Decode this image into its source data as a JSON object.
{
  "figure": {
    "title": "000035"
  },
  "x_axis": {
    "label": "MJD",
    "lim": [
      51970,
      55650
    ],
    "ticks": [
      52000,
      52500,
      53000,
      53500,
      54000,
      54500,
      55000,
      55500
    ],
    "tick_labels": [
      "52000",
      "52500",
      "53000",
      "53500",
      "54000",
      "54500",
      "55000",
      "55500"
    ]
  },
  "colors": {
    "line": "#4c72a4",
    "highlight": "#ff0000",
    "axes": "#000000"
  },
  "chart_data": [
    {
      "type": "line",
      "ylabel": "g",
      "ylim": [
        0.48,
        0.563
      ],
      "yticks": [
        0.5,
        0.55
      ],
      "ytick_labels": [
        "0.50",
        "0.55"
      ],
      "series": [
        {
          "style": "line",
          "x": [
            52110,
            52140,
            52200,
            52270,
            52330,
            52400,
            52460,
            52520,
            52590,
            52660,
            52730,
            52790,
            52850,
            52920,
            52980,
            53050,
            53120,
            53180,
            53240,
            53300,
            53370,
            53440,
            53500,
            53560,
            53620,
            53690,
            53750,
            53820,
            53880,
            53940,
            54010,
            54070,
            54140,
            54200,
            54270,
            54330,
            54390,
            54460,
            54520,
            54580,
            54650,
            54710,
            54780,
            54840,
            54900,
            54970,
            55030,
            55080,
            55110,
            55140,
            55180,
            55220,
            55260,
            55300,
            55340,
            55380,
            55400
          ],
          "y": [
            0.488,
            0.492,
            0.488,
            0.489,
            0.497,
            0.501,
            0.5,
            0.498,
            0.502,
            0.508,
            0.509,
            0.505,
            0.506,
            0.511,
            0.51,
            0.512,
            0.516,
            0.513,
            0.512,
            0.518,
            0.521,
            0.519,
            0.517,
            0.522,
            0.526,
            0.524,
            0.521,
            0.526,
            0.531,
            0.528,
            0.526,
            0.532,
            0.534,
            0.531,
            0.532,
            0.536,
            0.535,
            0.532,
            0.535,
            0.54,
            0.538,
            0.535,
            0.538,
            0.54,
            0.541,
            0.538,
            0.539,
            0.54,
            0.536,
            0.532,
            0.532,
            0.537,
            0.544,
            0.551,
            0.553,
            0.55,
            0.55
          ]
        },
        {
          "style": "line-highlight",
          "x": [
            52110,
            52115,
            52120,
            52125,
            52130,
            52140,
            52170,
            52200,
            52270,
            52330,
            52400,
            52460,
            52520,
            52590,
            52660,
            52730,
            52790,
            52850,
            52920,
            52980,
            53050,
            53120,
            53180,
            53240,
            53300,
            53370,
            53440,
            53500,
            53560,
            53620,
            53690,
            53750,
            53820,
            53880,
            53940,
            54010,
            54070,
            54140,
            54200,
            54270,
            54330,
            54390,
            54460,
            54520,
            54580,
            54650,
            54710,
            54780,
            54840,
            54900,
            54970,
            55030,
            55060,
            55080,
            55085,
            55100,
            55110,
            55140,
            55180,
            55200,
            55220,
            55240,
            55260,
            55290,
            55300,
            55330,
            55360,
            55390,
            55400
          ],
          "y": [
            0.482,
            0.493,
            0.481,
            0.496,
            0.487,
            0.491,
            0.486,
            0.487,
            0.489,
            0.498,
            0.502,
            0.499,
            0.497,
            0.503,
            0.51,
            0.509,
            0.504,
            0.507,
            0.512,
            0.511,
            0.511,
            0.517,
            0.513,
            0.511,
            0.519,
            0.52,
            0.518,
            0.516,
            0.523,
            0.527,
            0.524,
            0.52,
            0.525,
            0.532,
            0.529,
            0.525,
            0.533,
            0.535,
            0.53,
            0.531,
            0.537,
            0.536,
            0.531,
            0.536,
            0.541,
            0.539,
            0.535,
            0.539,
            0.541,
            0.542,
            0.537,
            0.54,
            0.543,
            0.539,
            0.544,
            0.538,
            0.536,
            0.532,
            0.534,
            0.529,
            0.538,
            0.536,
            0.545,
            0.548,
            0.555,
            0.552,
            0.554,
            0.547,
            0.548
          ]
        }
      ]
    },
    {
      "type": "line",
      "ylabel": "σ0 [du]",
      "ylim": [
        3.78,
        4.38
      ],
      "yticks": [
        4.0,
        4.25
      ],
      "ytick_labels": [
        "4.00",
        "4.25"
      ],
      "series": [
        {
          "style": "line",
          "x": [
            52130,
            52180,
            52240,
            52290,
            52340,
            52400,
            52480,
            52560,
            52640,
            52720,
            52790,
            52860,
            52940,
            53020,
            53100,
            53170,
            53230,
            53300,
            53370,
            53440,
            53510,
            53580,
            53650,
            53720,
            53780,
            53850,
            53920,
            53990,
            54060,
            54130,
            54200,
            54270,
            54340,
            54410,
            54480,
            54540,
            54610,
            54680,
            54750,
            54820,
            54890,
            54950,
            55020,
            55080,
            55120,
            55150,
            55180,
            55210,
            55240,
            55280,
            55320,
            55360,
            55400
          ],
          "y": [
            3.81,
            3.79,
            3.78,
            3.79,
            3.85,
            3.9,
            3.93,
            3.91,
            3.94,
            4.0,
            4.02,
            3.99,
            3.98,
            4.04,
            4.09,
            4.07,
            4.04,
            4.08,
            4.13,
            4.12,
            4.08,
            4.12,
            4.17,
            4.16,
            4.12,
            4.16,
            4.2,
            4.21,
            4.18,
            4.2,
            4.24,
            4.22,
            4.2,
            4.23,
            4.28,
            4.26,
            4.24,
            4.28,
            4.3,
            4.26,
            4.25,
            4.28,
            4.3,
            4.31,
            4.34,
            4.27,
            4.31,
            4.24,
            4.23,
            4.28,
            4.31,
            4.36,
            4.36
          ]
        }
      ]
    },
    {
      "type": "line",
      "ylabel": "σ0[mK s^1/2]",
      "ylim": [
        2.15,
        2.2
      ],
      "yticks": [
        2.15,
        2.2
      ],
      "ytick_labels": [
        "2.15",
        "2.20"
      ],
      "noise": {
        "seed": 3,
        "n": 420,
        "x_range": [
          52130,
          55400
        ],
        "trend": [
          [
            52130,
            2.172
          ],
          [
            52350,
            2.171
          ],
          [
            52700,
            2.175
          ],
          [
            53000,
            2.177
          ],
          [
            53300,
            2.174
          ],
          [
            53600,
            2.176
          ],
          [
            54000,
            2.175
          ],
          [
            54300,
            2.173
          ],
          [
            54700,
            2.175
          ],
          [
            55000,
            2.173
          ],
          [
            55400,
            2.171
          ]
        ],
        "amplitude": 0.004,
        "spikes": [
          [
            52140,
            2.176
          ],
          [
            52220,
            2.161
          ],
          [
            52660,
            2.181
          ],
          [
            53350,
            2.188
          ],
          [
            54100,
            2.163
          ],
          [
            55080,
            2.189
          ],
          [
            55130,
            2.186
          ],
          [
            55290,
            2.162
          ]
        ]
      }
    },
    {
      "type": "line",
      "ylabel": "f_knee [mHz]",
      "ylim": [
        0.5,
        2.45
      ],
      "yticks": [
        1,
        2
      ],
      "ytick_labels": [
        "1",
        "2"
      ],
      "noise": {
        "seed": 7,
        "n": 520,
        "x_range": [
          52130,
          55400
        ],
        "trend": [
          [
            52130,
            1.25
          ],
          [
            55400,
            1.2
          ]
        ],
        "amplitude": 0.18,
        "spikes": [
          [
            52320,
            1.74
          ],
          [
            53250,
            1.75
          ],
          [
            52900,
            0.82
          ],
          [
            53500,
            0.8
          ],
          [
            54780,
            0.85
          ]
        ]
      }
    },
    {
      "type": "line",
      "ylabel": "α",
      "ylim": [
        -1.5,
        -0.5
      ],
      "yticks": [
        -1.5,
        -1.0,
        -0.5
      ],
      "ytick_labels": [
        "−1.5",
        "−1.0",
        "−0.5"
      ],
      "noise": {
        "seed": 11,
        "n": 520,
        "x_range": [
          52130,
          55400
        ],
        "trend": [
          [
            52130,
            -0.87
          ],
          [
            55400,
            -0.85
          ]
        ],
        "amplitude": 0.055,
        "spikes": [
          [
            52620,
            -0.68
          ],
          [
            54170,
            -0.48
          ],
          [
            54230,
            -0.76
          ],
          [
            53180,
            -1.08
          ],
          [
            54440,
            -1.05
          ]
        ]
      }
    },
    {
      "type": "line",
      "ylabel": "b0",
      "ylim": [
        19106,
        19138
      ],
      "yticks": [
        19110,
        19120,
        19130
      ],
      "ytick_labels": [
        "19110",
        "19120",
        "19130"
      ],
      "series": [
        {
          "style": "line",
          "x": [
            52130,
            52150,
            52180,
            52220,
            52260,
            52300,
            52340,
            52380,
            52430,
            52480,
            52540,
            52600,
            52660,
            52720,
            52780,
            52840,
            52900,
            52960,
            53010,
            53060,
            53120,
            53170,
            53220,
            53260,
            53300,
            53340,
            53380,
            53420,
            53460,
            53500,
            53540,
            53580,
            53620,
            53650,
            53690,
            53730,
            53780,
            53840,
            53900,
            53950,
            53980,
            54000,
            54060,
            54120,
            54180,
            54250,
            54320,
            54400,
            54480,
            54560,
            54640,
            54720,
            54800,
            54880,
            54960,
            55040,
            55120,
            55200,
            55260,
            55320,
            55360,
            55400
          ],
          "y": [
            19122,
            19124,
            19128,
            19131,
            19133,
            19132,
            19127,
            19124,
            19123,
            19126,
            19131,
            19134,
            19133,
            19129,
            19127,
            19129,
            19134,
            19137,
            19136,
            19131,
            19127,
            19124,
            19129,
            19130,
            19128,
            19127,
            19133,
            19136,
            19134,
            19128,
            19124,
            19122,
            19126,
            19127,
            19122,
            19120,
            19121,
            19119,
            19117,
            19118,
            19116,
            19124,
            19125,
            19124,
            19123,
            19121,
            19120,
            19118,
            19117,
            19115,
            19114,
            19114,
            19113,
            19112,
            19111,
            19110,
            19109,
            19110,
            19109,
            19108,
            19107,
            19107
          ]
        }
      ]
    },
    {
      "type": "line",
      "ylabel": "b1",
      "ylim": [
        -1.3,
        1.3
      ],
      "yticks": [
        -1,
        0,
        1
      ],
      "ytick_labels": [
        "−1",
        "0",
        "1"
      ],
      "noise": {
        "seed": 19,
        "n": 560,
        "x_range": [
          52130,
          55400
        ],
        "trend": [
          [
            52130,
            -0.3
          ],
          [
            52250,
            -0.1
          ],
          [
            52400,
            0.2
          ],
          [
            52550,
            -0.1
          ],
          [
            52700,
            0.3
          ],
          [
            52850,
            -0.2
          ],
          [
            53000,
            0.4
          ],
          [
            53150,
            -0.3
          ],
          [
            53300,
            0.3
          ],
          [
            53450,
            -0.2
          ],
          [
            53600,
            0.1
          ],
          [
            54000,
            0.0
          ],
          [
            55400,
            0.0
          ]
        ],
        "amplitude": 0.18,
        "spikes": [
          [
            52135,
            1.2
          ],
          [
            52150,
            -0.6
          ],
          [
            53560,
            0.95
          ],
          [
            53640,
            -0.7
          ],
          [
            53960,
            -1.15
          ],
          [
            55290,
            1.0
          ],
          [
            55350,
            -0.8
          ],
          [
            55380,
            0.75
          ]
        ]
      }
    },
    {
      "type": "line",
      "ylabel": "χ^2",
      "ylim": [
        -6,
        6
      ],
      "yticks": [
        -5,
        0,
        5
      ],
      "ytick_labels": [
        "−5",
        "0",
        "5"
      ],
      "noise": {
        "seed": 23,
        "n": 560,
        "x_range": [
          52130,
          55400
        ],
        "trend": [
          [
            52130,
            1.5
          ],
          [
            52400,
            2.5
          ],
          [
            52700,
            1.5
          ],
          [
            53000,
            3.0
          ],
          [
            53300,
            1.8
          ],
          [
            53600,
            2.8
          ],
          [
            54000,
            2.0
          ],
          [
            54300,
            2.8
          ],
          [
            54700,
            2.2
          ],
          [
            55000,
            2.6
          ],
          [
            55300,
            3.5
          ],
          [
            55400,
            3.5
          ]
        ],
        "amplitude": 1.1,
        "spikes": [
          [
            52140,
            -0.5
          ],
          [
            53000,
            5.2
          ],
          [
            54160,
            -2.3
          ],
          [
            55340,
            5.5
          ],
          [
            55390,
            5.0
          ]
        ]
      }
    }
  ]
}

#### [What to work on]
Only lines with the string "highlight" belong in your answer; copy each one.

#### [Task result]
    "highlight": "#ff0000",
          "style": "line-highlight",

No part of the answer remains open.